### What is expected
Copy all of the records below verbatim.

### Material shown
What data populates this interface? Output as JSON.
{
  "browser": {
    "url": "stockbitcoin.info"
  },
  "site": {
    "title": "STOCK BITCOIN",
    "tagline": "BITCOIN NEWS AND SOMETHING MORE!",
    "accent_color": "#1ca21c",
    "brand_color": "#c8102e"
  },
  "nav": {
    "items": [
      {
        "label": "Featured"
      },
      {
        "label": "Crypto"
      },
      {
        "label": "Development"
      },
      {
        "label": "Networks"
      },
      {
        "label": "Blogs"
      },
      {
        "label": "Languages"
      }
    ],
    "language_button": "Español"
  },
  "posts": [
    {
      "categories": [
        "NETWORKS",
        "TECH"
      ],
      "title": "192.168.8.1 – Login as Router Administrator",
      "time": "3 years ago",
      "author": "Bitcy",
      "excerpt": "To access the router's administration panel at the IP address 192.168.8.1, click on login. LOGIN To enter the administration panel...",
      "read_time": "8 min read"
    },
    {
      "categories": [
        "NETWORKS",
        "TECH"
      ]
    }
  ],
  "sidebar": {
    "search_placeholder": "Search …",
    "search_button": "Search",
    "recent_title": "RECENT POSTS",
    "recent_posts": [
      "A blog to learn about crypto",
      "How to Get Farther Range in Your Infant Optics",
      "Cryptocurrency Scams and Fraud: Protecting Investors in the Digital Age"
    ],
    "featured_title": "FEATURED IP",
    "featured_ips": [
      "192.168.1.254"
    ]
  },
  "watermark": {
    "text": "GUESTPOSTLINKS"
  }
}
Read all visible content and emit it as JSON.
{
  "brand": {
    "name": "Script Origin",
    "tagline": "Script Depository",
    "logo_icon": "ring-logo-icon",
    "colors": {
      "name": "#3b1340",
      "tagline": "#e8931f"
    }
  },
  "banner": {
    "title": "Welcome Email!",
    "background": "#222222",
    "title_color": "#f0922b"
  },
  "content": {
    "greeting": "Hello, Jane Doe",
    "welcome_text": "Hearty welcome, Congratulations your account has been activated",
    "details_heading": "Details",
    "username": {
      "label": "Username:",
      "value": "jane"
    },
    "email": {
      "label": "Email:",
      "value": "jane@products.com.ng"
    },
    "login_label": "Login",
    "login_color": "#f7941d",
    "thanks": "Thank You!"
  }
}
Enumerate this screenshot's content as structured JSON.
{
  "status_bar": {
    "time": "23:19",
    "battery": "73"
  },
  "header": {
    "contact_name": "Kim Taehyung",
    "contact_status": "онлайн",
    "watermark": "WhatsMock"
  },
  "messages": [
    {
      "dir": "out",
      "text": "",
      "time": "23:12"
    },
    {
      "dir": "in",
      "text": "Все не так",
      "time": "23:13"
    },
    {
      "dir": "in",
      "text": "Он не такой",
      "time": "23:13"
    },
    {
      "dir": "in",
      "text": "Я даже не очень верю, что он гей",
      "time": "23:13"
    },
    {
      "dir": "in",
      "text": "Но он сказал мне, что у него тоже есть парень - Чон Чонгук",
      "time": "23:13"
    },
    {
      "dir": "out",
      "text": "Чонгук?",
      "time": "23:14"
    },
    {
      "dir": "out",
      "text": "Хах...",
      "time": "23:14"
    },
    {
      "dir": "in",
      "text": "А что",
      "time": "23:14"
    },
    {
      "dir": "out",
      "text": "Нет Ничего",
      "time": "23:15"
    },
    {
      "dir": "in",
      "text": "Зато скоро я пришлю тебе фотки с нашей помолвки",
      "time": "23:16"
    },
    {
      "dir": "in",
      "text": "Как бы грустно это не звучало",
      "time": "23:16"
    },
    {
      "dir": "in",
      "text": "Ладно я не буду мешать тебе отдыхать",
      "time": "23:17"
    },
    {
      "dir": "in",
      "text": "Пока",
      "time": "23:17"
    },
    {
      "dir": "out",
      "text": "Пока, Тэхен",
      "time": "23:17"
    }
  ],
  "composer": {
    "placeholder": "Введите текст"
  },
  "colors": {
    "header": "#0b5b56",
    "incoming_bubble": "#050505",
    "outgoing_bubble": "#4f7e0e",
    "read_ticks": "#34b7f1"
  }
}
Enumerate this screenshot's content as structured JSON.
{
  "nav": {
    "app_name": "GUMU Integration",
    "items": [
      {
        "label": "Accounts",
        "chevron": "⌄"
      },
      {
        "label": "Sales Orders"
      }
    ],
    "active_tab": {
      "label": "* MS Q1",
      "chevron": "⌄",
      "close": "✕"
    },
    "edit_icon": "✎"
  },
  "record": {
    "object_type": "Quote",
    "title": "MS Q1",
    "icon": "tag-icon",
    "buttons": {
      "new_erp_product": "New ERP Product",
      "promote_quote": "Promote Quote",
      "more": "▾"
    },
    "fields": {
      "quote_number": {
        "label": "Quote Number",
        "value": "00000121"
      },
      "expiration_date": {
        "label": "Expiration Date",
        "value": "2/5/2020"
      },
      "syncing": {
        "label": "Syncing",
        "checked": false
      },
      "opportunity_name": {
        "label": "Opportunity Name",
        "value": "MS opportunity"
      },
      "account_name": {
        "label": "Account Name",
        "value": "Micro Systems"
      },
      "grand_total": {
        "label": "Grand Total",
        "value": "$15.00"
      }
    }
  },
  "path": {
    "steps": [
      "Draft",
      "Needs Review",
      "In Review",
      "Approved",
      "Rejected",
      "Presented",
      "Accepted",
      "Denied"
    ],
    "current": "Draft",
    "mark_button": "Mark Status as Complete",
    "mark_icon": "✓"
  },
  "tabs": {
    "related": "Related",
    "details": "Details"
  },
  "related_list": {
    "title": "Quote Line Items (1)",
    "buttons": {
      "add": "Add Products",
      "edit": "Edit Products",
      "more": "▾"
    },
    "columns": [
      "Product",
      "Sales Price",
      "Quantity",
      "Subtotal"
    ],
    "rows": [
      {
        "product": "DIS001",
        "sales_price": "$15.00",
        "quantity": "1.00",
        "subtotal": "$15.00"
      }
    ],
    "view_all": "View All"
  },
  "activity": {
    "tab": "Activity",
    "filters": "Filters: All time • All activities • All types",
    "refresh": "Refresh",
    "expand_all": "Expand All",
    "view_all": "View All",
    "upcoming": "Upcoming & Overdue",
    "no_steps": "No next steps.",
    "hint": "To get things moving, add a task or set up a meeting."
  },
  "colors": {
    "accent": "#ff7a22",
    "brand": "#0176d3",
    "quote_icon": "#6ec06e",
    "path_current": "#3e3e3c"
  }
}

### Result below
What data populates this interface? Output as JSON.
{
  "browser": {
    "url": "stockbitcoin.info"
  },
  "site": {
    "title": "STOCK BITCOIN",
    "tagline": "BITCOIN NEWS AND SOMETHING MORE!",
    "accent_color": "#1ca21c",
    "brand_color": "#c8102e"
  },
  "nav": {
    "items": [
      {
        "label": "Featured"
      },
      {
        "label": "Crypto"
      },
      {
        "label": "Development"
      },
      {
        "label": "Networks"
      },
      {
        "label": "Blogs"
      },
      {
        "label": "Languages"
      }
    ],
    "language_button": "Español"
  },
  "posts": [
    {
      "categories": [
        "NETWORKS",
        "TECH"
      ],
      "title": "192.168.8.1 – Login as Router Administrator",
      "time": "3 years ago",
      "author": "Bitcy",
      "excerpt": "To access the router's administration panel at the IP address 192.168.8.1, click on login. LOGIN To enter the administration panel...",
      "read_time": "8 min read"
    },
    {
      "categories": [
        "NETWORKS",
        "TECH"
      ]
    }
  ],
  "sidebar": {
    "search_placeholder": "Search …",
    "search_button": "Search",
    "recent_title": "RECENT POSTS",
    "recent_posts": [
      "A blog to learn about crypto",
      "How to Get Farther Range in Your Infant Optics",
      "Cryptocurrency Scams and Fraud: Protecting Investors in the Digital Age"
    ],
    "featured_title": "FEATURED IP",
    "featured_ips": [
      "192.168.1.254"
    ]
  },
  "watermark": {
    "text": "GUESTPOSTLINKS"
  }
}
Read all visible content and emit it as JSON.
{
  "brand": {
    "name": "Script Origin",
    "tagline": "Script Depository",
    "logo_icon": "ring-logo-icon",
    "colors": {
      "name": "#3b1340",
      "tagline": "#e8931f"
    }
  },
  "banner": {
    "title": "Welcome Email!",
    "background": "#222222",
    "title_color": "#f0922b"
  },
  "content": {
    "greeting": "Hello, Jane Doe",
    "welcome_text": "Hearty welcome, Congratulations your account has been activated",
    "details_heading": "Details",
    "username": {
      "label": "Username:",
      "value": "jane"
    },
    "email": {
      "label": "Email:",
      "value": "jane@products.com.ng"
    },
    "login_label": "Login",
    "login_color": "#f7941d",
    "thanks": "Thank You!"
  }
}
Enumerate this screenshot's content as structured JSON.
{
  "status_bar": {
    "time": "23:19",
    "battery": "73"
  },
  "header": {
    "contact_name": "Kim Taehyung",
    "contact_status": "онлайн",
    "watermark": "WhatsMock"
  },
  "messages": [
    {
      "dir": "out",
      "text": "",
      "time": "23:12"
    },
    {
      "dir": "in",
      "text": "Все не так",
      "time": "23:13"
    },
    {
      "dir": "in",
      "text": "Он не такой",
      "time": "23:13"
    },
    {
      "dir": "in",
      "text": "Я даже не очень верю, что он гей",
      "time": "23:13"
    },
    {
      "dir": "in",
      "text": "Но он сказал мне, что у него тоже есть парень - Чон Чонгук",
      "time": "23:13"
    },
    {
      "dir": "out",
      "text": "Чонгук?",
      "time": "23:14"
    },
    {
      "dir": "out",
      "text": "Хах...",
      "time": "23:14"
    },
    {
      "dir": "in",
      "text": "А что",
      "time": "23:14"
    },
    {
      "dir": "out",
      "text": "Нет Ничего",
      "time": "23:15"
    },
    {
      "dir": "in",
      "text": "Зато скоро я пришлю тебе фотки с нашей помолвки",
      "time": "23:16"
    },
    {
      "dir": "in",
      "text": "Как бы грустно это не звучало",
      "time": "23:16"
    },
    {
      "dir": "in",
      "text": "Ладно я не буду мешать тебе отдыхать",
      "time": "23:17"
    },
    {
      "dir": "in",
      "text": "Пока",
      "time": "23:17"
    },
    {
      "dir": "out",
      "text": "Пока, Тэхен",
      "time": "23:17"
    }
  ],
  "composer": {
    "placeholder": "Введите текст"
  },
  "colors": {
    "header": "#0b5b56",
    "incoming_bubble": "#050505",
    "outgoing_bubble": "#4f7e0e",
    "read_ticks": "#34b7f1"
  }
}
Enumerate this screenshot's content as structured JSON.
{
  "nav": {
    "app_name": "GUMU Integration",
    "items": [
      {
        "label": "Accounts",
        "chevron": "⌄"
      },
      {
        "label": "Sales Orders"
      }
    ],
    "active_tab": {
      "label": "* MS Q1",
      "chevron": "⌄",
      "close": "✕"
    },
    "edit_icon": "✎"
  },
  "record": {
    "object_type": "Quote",
    "title": "MS Q1",
    "icon": "tag-icon",
    "buttons": {
      "new_erp_product": "New ERP Product",
      "promote_quote": "Promote Quote",
      "more": "▾"
    },
    "fields": {
      "quote_number": {
        "label": "Quote Number",
        "value": "00000121"
      },
      "expiration_date": {
        "label": "Expiration Date",
        "value": "2/5/2020"
      },
      "syncing": {
        "label": "Syncing",
        "checked": false
      },
      "opportunity_name": {
        "label": "Opportunity Name",
        "value": "MS opportunity"
      },
      "account_name": {
        "label": "Account Name",
        "value": "Micro Systems"
      },
      "grand_total": {
        "label": "Grand Total",
        "value": "$15.00"
      }
    }
  },
  "path": {
    "steps": [
      "Draft",
      "Needs Review",
      "In Review",
      "Approved",
      "Rejected",
      "Presented",
      "Accepted",
      "Denied"
    ],
    "current": "Draft",
    "mark_button": "Mark Status as Complete",
    "mark_icon": "✓"
  },
  "tabs": {
    "related": "Related",
    "details": "Details"
  },
  "related_list": {
    "title": "Quote Line Items (1)",
    "buttons": {
      "add": "Add Products",
      "edit": "Edit Products",
      "more": "▾"
    },
    "columns": [
      "Product",
      "Sales Price",
      "Quantity",
      "Subtotal"
    ],
    "rows": [
      {
        "product": "DIS001",
        "sales_price": "$15.00",
        "quantity": "1.00",
        "subtotal": "$15.00"
      }
    ],
    "view_all": "View All"
  },
  "activity": {
    "tab": "Activity",
    "filters": "Filters: All time • All activities • All types",
    "refresh": "Refresh",
    "expand_all": "Expand All",
    "view_all": "View All",
    "upcoming": "Upcoming & Overdue",
    "no_steps": "No next steps.",
    "hint": "To get things moving, add a task or set up a meeting."
  },
  "colors": {
    "accent": "#ff7a22",
    "brand": "#0176d3",
    "quote_icon": "#6ec06e",
    "path_current": "#3e3e3c"
  }
}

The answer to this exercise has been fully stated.